What is being asked:
Update the passage about the film I Knew Her Well, starting at "Thirdly, the movie" and ending at "go with Roberto).", by replacing "newsreel" with "news clip".

Text to read:
Thirdly, the movie and newsreel are both adept at characterization, even if one uses its skill to destroy the character – and they both use the same visual device. The opening shot introduces Adriana in a slow pan from her feet to her head, and throughout the movie she’ll be covered “from head to toe” in accordance with the title, symbolically showing her in full. The newsreel pans in the reverse direction, from her head to her feet, and its intent is also reversed – it concludes with ridicule, zooming in on a hole in her stocking. Whereas the newsreel insinuates that she’s a prostitute (she’s in bed “to work”), in the movie she fails precisely because she won’t prostitute herself (she won’t go with Roberto).
The great insight here, which is so contrary to much of film criticism, is that all of a movie’s technical and narrative wizardry is worth little if it’s not in the service of the movie’s humanity. Both the newsreel and I Knew Her Well are made with consummate skill and imagination, but one is reprehensible while the other invests a character with so much humanity that anyone should be able to learn from her. We should be able to see, in this comparison, that any “art” that rests solely in the cleverness of its medium’s language is vanity. Too many movies are valued chiefly for superficial production values like editing, cinematography, and the intangible directorial flourishes that make them unique. Even acting, writing, plotting, and characterization can be executed skillfully without much understanding of life behind them. In the same way that Adriana should teach us to treasure a person’s nature without respect to lifestyle, I Knew Her Well should clarify what it means to put a movie’s humanity above all its other qualities.

Stored rows:
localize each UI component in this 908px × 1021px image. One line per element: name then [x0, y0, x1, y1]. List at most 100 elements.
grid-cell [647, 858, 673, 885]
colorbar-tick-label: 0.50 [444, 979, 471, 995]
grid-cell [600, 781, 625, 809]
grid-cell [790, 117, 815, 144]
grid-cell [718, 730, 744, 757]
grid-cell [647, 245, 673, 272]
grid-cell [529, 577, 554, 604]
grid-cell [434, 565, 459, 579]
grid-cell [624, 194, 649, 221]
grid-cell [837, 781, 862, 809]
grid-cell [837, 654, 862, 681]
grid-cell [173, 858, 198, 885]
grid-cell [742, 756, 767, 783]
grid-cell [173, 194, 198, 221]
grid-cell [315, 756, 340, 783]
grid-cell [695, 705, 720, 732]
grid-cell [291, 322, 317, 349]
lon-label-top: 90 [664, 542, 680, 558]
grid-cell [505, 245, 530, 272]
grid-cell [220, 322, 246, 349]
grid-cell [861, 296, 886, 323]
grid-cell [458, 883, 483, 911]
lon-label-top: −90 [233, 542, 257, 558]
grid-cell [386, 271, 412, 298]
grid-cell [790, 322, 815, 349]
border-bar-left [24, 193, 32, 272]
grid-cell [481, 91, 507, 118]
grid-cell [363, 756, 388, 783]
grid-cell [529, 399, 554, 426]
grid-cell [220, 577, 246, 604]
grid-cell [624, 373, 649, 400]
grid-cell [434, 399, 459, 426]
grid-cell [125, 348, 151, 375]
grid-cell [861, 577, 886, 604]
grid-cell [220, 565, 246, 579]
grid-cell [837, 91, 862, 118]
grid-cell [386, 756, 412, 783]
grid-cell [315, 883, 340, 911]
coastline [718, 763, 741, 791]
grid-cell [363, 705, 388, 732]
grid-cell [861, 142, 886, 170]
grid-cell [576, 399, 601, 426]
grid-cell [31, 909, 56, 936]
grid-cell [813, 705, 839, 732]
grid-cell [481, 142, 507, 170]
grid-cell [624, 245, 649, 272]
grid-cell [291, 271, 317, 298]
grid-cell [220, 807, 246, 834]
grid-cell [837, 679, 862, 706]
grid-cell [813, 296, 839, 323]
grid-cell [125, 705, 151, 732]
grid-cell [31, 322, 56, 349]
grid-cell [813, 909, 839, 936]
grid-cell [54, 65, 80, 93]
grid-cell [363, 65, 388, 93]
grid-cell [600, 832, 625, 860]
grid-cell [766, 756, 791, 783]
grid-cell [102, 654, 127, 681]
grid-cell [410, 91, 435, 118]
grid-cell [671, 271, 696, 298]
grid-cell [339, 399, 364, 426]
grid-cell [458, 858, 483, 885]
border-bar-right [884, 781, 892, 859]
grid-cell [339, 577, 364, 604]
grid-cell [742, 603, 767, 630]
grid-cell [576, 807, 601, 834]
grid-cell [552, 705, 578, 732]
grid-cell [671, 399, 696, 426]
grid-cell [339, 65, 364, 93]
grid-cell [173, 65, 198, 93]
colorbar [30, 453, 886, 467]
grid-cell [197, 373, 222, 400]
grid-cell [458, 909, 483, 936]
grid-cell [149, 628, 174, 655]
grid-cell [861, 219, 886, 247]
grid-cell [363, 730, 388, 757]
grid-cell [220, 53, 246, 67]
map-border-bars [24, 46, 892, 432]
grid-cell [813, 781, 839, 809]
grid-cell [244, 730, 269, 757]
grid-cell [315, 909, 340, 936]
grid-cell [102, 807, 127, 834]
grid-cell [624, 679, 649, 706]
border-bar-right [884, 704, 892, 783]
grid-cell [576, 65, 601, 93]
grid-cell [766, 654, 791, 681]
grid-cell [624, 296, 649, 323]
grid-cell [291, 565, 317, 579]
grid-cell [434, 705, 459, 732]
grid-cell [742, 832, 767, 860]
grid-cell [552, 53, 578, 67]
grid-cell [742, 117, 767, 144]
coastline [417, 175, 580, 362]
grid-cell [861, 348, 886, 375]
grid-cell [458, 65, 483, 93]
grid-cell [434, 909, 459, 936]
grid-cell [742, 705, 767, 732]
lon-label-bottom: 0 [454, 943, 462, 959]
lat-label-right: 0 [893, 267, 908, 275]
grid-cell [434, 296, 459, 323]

Complete output:
Thirdly, the movie and news clip are both adept at characterization, even if one uses its skill to destroy the character – and they both use the same visual device. The opening shot introduces Adriana in a slow pan from her feet to her head, and throughout the movie she’ll be covered “from head to toe” in accordance with the title, symbolically showing her in full. The news clip pans in the reverse direction, from her head to her feet, and its intent is also reversed – it concludes with ridicule, zooming in on a hole in her stocking. Whereas the news clip insinuates that she’s a prostitute (she’s in bed “to work”), in the movie she fails precisely because she won’t prostitute herself (she won’t go with Roberto).